**Requirements:** Return each line containing the string "content".

* * * * * * *

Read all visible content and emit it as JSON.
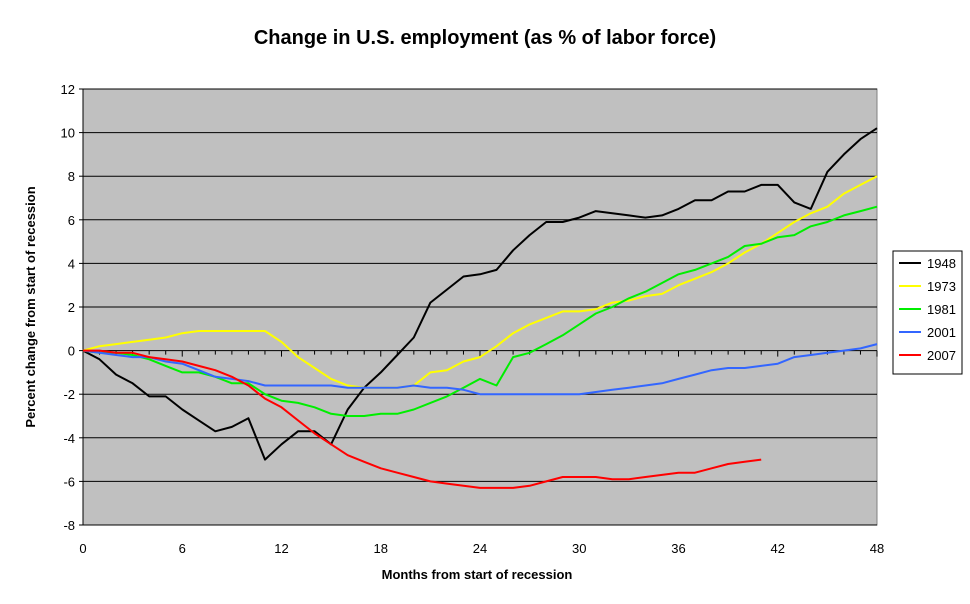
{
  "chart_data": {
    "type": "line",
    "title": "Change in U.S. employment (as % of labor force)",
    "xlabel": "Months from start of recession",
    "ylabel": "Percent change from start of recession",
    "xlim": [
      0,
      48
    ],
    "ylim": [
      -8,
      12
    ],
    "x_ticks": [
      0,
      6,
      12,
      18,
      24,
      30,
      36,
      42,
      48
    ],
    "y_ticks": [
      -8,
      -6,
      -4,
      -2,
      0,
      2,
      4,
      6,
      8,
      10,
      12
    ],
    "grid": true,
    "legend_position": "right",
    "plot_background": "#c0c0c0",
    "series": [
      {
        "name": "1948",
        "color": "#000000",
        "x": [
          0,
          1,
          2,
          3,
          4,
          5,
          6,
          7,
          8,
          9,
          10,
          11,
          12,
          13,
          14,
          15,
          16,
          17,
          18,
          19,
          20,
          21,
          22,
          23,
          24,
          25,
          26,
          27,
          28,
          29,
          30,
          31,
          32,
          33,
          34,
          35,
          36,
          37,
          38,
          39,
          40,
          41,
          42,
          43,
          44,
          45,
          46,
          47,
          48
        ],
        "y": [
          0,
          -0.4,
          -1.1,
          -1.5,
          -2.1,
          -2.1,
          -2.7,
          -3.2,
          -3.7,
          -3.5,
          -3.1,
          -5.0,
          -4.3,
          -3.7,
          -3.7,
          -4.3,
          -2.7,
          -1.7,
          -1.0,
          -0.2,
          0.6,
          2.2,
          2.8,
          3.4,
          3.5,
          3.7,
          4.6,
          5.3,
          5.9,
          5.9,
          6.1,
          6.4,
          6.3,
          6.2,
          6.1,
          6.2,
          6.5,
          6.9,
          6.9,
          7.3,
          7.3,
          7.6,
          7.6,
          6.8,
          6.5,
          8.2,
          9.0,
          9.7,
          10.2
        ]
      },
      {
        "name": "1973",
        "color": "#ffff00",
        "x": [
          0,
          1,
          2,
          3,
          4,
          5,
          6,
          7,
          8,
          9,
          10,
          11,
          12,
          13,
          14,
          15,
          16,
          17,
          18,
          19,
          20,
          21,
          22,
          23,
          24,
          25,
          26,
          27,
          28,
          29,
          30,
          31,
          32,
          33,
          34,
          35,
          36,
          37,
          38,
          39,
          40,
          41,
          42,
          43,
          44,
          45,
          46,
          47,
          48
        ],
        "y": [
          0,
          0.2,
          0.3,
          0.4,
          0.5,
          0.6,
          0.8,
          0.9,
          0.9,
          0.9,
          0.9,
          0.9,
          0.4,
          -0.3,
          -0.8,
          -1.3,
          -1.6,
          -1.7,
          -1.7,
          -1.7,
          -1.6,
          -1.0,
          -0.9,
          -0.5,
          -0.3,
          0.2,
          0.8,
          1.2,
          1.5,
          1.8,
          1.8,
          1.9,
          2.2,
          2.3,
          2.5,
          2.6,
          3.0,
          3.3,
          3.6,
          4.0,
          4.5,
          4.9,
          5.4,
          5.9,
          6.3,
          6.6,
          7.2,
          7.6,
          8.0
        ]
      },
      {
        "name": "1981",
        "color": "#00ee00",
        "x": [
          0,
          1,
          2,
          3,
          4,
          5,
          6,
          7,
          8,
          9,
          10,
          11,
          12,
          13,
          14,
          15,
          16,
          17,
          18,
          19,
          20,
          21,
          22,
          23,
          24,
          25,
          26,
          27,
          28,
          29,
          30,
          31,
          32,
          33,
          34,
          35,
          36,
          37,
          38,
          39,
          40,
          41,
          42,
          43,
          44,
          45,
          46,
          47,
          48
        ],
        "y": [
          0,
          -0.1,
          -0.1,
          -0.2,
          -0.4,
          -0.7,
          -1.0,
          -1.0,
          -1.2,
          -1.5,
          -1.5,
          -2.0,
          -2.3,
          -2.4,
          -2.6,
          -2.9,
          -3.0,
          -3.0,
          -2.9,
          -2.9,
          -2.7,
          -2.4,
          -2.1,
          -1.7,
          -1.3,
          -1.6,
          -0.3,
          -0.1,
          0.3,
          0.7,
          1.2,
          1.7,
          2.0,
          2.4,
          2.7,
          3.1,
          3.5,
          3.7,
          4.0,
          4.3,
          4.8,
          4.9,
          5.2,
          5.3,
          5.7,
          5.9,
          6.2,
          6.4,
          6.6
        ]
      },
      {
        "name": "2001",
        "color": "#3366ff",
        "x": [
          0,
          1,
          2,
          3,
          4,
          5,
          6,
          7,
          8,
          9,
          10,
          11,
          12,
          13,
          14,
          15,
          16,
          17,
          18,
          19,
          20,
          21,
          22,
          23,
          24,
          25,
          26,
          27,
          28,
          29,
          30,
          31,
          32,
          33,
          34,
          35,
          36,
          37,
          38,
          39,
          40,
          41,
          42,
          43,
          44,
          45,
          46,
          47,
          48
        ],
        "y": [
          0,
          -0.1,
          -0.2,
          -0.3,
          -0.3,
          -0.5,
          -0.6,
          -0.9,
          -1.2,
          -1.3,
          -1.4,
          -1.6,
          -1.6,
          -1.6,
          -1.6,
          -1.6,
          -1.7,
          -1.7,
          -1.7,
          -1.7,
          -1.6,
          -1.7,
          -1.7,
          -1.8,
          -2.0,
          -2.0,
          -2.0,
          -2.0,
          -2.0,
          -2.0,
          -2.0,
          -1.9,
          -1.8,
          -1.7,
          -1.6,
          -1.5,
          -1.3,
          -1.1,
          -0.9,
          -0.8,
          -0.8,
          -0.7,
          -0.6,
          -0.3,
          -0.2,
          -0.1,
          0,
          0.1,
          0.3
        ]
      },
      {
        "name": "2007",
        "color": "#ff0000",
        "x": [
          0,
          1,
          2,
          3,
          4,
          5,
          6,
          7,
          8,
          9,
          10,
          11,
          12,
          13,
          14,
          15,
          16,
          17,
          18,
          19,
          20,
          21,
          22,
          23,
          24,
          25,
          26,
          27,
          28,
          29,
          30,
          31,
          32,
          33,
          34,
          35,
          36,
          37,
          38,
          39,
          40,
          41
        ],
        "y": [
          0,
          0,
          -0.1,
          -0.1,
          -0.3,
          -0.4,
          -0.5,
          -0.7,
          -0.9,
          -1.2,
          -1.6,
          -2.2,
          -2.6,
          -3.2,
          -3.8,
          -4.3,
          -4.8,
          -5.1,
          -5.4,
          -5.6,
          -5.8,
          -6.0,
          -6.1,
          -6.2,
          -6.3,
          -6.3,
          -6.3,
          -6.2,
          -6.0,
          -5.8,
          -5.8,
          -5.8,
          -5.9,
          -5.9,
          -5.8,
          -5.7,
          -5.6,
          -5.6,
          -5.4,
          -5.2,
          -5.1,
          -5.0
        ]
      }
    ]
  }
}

* * * * * * *

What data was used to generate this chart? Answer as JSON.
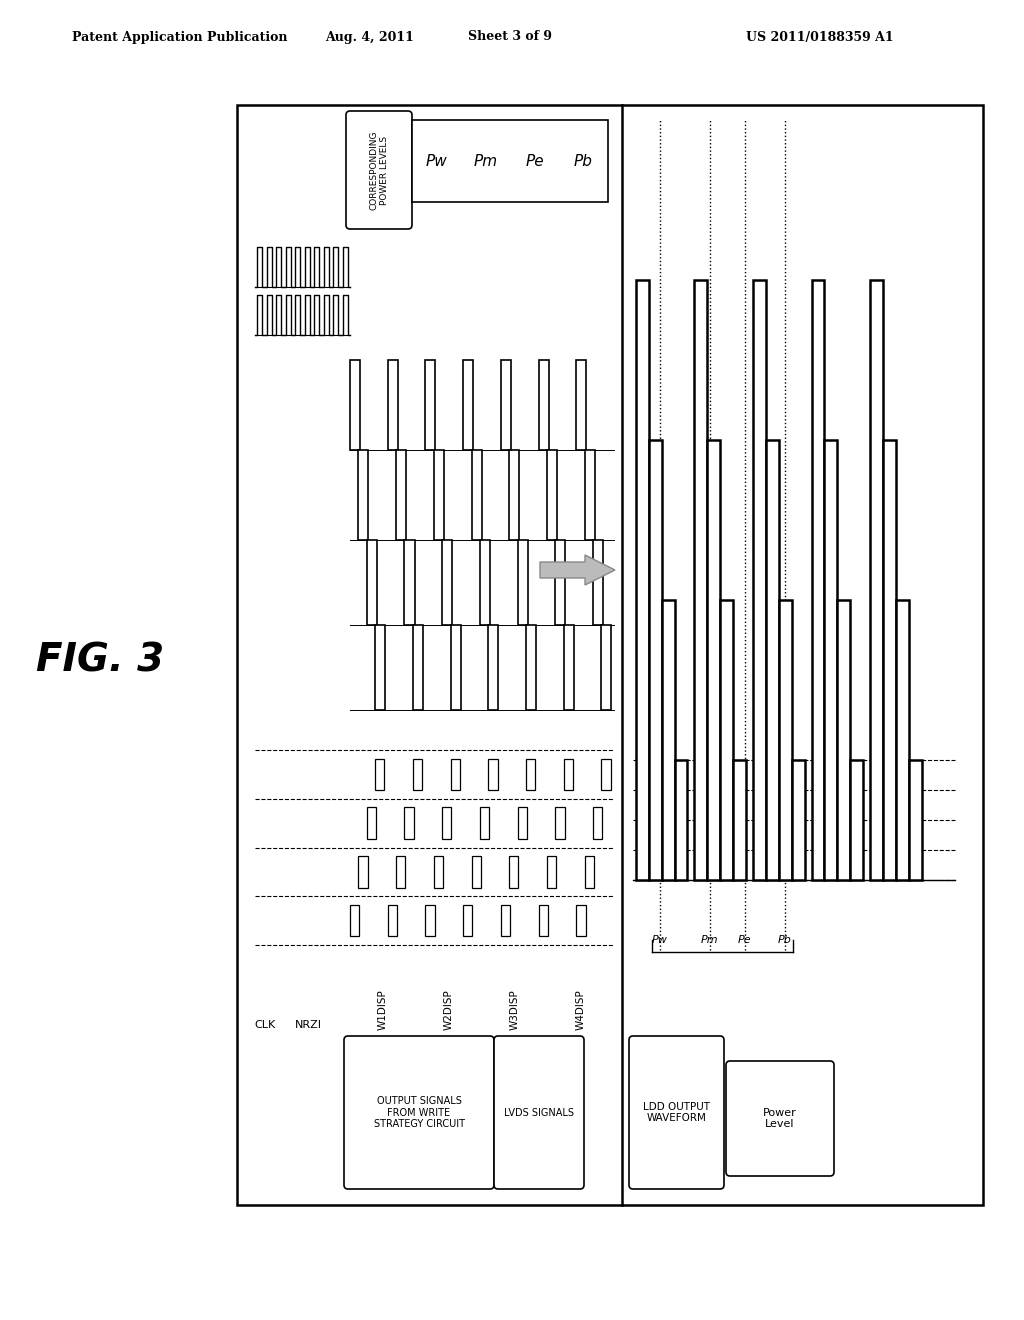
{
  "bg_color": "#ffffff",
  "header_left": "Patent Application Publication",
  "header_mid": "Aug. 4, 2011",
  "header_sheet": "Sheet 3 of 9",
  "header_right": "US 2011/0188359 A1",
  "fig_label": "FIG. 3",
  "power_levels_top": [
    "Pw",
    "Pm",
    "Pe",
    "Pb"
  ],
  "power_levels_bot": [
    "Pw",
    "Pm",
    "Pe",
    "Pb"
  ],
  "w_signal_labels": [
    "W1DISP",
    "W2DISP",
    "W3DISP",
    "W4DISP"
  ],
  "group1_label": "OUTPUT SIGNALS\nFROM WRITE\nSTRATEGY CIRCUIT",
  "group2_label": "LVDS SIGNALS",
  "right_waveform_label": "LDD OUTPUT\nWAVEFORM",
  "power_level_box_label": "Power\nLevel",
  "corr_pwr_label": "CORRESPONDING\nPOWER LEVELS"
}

* * * * * * *

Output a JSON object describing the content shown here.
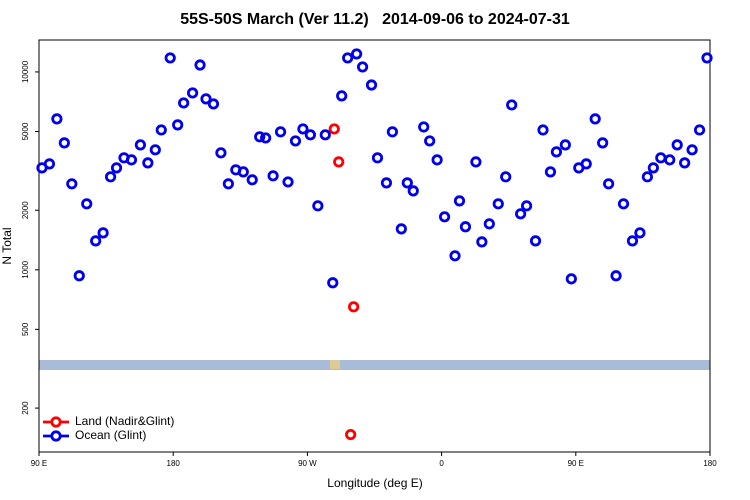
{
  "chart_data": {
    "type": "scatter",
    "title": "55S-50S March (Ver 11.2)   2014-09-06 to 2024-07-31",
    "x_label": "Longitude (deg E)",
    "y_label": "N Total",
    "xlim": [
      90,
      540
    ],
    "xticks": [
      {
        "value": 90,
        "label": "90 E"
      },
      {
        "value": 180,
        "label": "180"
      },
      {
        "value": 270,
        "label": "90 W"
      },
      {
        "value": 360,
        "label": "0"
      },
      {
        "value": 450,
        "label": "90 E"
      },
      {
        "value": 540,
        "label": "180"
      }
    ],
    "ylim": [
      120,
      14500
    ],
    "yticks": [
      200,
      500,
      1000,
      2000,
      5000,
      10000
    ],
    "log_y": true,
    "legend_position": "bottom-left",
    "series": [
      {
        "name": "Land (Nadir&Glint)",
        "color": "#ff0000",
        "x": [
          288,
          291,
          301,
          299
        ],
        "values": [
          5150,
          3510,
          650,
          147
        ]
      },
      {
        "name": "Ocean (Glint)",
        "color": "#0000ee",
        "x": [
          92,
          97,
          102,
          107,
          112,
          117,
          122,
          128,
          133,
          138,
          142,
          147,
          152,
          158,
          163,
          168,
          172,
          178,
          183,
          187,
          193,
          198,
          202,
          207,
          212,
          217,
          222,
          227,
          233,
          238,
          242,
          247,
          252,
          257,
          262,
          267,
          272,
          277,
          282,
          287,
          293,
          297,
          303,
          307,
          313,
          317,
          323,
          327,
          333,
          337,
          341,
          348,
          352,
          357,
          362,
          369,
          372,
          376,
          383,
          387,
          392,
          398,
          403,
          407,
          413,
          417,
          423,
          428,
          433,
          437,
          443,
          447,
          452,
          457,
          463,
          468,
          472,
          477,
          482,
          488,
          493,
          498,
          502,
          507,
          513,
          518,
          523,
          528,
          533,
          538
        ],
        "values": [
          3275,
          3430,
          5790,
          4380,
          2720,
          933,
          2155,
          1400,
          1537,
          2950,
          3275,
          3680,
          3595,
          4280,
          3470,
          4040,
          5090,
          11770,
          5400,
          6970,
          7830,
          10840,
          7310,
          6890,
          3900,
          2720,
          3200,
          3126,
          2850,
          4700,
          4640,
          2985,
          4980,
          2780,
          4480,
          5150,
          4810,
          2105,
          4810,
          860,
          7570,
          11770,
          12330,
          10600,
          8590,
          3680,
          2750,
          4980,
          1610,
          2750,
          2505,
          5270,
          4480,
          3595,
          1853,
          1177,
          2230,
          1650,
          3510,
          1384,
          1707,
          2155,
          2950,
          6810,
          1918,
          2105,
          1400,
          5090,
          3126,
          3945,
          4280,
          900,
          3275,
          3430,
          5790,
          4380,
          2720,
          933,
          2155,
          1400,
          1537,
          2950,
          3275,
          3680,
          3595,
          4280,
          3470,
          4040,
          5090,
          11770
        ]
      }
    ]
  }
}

* * * * * * *

**Task answer:**
Read all visible content and emit it as JSON.
Output a JSON object describing the content shown here.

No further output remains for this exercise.